### WHAT THE TASK ASKS
Report how many lines in the records hold the string "Определение"; give the number and nothing else.

### DATA IN THIS EXERCISE

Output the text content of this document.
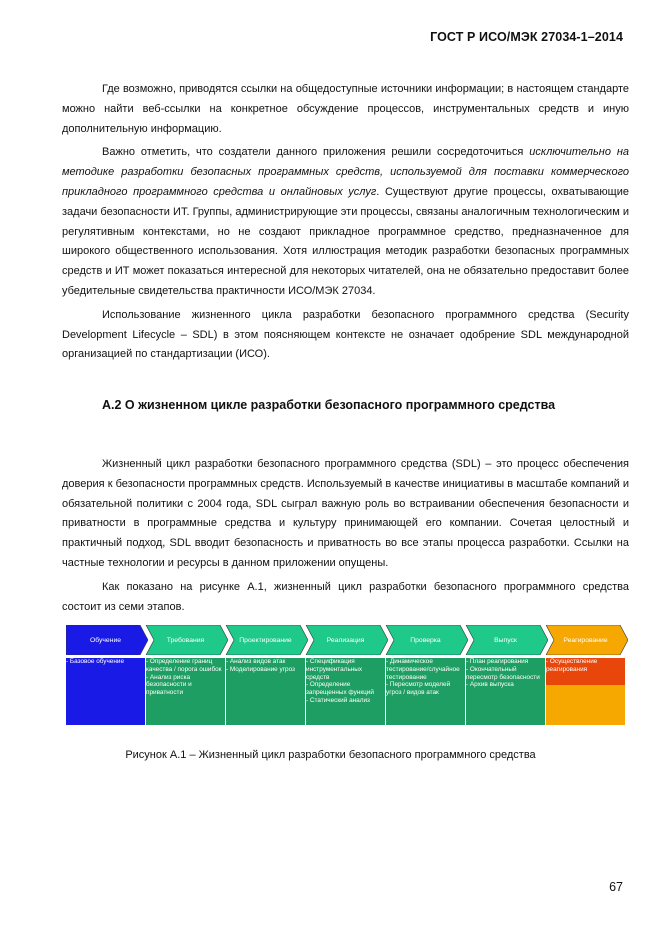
ГОСТ Р ИСО/МЭК 27034-1–2014

Где возможно, приводятся ссылки на общедоступные источники информации; в настоящем стандарте можно найти веб-ссылки на конкретное обсуждение процессов, инструментальных средств и иную дополнительную информацию.

Важно отметить, что создатели данного приложения решили сосредоточиться исключительно на методике разработки безопасных программных средств, используемой для поставки коммерческого прикладного программного средства и онлайновых услуг. Существуют другие процессы, охватывающие задачи безопасности ИТ. Группы, администрирующие эти процессы, связаны аналогичным технологическим и регулятивным контекстами, но не создают прикладное программное средство, предназначенное для широкого общественного использования. Хотя иллюстрация методик разработки безопасных программных средств и ИТ может показаться интересной для некоторых читателей, она не обязательно предоставит более убедительные свидетельства практичности ИСО/МЭК 27034.

Использование жизненного цикла разработки безопасного программного средства (Security Development Lifecycle – SDL) в этом поясняющем контексте не означает одобрение SDL международной организацией по стандартизации (ИСО).

А.2 О жизненном цикле разработки безопасного программного средства

Жизненный цикл разработки безопасного программного средства (SDL) – это процесс обеспечения доверия к безопасности программных средств. Используемый в качестве инициативы в масштабе компаний и обязательной политики с 2004 года, SDL сыграл важную роль во встраивании обеспечения безопасности и приватности в программные средства и культуру принимающей его компании. Сочетая целостный и практичный подход, SDL вводит безопасность и приватность во все этапы процесса разработки. Ссылки на частные технологии и ресурсы в данном приложении опущены.

Как показано на рисунке А.1, жизненный цикл разработки безопасного программного средства состоит из семи этапов.

Обучение
- Базовое обучение
Требования
- Определение границ качества / порога ошибок
- Анализ риска безопасности и приватности
Проектирование
- Анализ видов атак
- Моделирование угроз
Реализация
- Спецификация инструментальных средств
- Определение запрещенных функций
- Статический анализ
Проверка
- Динамическое тестирование/случайное тестирование
- Пересмотр моделей угроз / видов атак
Выпуск
- План реагирования
- Окончательный пересмотр безопасности
- Архив выпуска
Реагирование
- Осуществление реагирования
Рисунок А.1 – Жизненный цикл разработки безопасного программного средства
67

### RESULT OF THE TASK
2